--- Start ---

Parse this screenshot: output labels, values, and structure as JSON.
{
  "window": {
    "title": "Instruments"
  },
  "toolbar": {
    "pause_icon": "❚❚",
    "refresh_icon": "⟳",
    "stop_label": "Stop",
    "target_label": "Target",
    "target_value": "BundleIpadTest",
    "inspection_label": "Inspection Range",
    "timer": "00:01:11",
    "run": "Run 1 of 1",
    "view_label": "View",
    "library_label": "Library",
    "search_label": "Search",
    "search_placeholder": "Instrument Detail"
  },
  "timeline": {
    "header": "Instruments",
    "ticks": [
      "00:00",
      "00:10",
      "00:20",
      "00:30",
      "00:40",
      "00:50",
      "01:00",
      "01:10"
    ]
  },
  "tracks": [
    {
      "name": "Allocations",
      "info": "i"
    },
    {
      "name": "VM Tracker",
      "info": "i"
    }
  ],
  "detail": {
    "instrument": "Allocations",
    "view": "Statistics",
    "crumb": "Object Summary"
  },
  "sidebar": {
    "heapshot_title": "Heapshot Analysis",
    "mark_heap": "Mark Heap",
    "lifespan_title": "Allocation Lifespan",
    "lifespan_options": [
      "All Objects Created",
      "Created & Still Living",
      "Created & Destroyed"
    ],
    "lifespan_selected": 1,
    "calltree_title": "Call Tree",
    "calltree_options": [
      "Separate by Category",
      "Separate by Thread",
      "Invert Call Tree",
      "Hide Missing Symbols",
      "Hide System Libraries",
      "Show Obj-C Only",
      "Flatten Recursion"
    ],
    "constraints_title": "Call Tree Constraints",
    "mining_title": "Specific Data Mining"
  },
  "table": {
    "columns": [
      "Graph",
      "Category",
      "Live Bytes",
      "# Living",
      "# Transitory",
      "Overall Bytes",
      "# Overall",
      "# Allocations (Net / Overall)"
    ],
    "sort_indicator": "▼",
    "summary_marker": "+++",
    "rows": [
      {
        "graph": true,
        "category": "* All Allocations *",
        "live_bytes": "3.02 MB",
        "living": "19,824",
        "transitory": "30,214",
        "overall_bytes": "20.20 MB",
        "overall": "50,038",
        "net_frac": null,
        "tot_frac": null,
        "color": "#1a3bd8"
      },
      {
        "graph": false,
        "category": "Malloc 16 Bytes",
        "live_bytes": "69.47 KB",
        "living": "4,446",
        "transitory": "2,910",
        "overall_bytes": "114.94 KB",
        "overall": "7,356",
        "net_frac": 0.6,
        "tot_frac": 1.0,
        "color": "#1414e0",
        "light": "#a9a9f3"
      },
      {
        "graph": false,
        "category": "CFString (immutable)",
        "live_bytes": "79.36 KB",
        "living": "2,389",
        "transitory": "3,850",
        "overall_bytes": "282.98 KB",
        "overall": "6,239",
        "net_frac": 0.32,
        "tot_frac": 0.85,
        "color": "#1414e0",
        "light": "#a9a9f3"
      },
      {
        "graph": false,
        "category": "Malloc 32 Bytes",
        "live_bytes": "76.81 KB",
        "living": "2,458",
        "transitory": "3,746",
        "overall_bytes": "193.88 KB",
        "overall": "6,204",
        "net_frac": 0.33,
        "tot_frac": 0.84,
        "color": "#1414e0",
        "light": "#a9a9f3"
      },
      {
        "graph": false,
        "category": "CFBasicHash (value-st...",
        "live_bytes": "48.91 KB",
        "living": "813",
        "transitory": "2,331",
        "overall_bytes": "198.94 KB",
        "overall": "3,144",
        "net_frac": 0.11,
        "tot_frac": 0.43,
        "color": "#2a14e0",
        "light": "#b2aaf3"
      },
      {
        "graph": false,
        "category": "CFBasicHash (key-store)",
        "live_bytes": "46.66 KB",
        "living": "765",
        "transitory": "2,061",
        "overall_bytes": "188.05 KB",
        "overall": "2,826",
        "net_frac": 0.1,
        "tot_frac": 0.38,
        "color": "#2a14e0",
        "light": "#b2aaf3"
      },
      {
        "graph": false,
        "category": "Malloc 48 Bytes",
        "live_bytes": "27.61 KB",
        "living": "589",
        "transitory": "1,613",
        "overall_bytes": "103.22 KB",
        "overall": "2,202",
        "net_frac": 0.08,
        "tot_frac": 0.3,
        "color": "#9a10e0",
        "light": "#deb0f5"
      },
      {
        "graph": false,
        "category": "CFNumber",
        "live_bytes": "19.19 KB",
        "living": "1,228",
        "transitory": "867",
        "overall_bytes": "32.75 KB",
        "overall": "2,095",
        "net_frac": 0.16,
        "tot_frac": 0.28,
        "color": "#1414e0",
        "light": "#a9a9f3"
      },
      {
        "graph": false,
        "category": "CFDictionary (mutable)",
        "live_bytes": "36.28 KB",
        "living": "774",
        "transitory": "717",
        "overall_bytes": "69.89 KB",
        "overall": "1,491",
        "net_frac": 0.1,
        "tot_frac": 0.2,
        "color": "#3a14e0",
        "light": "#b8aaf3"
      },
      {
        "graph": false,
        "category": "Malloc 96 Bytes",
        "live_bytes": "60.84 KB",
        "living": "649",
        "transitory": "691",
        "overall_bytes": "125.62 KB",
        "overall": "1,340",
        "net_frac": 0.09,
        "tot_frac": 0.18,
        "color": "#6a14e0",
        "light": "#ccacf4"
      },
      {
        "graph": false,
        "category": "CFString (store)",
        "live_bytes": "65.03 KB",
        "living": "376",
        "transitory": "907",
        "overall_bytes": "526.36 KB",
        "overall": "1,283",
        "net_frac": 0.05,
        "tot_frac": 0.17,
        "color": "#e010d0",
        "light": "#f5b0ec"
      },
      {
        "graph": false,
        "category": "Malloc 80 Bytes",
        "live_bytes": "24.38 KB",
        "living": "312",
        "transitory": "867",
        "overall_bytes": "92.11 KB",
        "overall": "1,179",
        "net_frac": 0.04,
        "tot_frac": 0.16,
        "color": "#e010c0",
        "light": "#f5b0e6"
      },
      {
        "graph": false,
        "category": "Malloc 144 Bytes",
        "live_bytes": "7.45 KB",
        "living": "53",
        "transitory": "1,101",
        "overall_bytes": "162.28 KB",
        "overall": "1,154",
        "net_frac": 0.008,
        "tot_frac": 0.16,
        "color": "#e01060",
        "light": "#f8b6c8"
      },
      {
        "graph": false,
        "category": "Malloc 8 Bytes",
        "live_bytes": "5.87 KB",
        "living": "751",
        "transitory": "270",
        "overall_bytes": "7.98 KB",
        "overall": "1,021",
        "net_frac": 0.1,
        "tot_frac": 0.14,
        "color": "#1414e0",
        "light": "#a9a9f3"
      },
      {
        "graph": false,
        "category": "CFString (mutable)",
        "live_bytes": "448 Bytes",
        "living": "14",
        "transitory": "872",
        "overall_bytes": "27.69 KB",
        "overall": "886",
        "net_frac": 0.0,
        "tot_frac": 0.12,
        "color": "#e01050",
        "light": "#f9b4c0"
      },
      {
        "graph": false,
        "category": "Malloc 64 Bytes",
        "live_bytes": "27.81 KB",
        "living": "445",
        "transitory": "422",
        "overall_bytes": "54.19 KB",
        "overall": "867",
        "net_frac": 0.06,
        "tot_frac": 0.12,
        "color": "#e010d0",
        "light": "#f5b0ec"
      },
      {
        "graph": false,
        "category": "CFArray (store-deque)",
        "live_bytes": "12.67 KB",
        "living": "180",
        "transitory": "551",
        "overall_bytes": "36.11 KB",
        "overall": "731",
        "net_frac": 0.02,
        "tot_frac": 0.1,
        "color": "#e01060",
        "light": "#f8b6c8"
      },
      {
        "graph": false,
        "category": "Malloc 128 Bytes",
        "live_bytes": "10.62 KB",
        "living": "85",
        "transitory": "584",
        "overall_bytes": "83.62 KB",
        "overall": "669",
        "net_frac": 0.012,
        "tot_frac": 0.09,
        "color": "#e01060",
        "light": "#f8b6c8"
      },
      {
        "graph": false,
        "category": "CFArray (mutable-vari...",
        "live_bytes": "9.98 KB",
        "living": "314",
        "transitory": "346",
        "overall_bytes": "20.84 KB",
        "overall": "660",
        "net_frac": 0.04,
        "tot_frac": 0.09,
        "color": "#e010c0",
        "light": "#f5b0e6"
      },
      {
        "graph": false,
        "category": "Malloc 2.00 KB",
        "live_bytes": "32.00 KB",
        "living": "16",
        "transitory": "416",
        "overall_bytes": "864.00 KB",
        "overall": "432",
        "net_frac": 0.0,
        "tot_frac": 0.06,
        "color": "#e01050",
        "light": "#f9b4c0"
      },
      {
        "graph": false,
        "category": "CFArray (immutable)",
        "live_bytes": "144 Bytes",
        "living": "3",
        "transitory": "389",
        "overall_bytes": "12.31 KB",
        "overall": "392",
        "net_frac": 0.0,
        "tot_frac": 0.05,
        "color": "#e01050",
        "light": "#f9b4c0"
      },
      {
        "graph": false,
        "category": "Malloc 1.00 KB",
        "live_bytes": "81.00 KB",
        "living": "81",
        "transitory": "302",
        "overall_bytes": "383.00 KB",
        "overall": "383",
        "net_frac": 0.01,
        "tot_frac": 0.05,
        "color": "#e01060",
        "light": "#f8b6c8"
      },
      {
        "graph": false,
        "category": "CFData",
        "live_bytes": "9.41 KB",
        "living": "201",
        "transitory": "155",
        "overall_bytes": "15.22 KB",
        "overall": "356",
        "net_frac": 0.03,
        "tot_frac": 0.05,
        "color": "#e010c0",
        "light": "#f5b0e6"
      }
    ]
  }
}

--- End ---

In the records above, find each line that holds the word "immutable"; copy all such lines.

        "category": "CFString (immutable)",
        "category": "CFArray (immutable)",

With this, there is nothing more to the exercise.